- **What is asked**:
Gather the lines that hold the string "envio".
────────────────
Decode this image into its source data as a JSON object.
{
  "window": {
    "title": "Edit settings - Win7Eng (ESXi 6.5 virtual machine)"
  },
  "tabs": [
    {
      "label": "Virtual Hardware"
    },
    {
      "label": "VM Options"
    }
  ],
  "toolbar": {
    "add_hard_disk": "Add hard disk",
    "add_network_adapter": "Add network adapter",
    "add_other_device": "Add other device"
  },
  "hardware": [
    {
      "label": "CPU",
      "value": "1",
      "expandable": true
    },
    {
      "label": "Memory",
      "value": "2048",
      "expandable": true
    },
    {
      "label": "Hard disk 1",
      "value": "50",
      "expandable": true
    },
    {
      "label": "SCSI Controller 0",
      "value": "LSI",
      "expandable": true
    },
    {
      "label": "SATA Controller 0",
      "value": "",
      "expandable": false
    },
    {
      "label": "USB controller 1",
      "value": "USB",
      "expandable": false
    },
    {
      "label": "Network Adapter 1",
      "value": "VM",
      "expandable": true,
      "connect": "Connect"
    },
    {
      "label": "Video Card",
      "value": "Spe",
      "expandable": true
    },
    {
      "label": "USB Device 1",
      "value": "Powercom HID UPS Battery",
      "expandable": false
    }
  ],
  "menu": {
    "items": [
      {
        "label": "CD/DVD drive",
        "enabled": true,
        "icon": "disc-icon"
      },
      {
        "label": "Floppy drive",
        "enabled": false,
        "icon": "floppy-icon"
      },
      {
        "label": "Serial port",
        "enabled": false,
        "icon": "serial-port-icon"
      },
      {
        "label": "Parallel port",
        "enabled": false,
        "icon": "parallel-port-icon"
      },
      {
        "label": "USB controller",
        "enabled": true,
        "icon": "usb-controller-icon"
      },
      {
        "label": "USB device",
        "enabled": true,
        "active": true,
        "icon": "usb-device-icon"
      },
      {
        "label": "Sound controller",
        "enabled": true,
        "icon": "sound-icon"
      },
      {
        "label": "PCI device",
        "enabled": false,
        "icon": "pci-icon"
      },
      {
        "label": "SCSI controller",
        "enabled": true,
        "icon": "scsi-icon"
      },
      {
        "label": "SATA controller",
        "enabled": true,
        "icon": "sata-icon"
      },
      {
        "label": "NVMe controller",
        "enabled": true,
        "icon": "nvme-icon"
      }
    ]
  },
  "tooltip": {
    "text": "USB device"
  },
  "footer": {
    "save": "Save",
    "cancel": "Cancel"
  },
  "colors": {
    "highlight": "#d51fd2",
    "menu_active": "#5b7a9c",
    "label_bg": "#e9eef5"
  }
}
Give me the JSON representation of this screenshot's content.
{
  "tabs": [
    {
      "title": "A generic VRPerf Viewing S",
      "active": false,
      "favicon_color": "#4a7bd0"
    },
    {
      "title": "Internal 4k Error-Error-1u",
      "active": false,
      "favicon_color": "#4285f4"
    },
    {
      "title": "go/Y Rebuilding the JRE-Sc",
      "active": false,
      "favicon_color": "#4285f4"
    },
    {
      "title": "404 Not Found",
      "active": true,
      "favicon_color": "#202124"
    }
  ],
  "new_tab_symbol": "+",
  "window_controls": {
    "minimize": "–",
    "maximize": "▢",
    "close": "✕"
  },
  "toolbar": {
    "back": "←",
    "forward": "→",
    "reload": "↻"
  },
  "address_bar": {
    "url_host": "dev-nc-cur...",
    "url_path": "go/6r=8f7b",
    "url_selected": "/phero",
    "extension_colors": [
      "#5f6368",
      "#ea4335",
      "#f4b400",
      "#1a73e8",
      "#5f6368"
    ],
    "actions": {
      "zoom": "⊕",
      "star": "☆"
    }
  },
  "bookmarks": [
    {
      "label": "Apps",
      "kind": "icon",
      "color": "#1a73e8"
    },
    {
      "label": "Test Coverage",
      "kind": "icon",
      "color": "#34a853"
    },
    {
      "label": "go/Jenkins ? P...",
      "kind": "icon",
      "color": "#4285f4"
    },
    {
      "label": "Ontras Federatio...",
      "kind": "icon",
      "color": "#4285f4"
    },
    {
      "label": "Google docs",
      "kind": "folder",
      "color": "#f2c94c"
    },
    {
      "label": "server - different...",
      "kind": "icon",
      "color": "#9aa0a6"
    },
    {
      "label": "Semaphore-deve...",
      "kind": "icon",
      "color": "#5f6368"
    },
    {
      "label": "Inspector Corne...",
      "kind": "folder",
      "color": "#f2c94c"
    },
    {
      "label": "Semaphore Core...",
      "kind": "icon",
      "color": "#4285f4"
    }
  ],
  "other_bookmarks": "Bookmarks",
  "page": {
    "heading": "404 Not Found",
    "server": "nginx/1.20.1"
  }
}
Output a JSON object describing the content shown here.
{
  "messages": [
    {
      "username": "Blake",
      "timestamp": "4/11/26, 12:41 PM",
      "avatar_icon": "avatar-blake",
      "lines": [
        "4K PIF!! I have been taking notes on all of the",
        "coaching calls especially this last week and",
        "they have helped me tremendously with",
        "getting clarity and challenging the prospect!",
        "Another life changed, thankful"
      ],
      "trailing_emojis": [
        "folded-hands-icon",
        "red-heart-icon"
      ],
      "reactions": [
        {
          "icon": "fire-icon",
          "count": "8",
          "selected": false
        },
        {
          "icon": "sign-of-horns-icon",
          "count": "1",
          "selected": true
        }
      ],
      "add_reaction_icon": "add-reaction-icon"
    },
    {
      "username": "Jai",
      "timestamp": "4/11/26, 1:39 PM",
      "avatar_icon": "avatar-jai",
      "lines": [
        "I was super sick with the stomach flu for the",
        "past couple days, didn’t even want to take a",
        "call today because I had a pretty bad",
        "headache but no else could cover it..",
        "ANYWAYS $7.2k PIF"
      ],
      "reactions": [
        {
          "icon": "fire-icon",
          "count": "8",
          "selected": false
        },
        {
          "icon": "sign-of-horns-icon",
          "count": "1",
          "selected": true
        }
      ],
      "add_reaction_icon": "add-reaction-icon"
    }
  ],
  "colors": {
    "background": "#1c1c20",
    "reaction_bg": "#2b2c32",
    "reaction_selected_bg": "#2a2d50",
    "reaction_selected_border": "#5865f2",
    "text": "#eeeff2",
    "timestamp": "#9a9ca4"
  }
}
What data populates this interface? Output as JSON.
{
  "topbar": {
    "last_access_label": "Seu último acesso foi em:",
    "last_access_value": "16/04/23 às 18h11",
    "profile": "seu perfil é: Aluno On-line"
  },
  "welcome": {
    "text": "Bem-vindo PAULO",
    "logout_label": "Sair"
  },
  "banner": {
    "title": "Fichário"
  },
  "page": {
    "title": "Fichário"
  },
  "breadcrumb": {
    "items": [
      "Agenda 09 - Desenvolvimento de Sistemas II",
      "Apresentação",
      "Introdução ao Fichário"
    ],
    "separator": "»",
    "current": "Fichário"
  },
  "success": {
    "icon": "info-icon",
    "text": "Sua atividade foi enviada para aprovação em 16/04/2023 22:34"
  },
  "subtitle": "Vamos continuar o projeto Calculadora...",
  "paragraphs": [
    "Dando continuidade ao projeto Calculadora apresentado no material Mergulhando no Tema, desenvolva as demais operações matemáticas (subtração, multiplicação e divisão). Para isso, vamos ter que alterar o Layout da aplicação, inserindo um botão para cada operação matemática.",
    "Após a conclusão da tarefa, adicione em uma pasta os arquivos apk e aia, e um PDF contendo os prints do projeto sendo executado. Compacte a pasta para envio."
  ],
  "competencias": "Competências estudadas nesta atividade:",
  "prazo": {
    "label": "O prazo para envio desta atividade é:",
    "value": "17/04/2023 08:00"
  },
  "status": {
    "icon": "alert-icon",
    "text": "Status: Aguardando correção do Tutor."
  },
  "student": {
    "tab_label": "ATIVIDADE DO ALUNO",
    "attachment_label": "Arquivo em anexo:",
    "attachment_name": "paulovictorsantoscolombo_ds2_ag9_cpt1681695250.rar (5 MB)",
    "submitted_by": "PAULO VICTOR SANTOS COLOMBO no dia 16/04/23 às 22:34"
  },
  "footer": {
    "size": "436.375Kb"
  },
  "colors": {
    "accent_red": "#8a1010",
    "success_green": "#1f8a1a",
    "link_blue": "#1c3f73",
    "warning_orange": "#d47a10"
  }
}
────────────────
- **The output**:
    "Após a conclusão da tarefa, adicione em uma pasta os arquivos apk e aia, e um PDF contendo os prints do projeto sendo executado. Compacte a pasta para envio."
    "label": "O prazo para envio desta atividade é:",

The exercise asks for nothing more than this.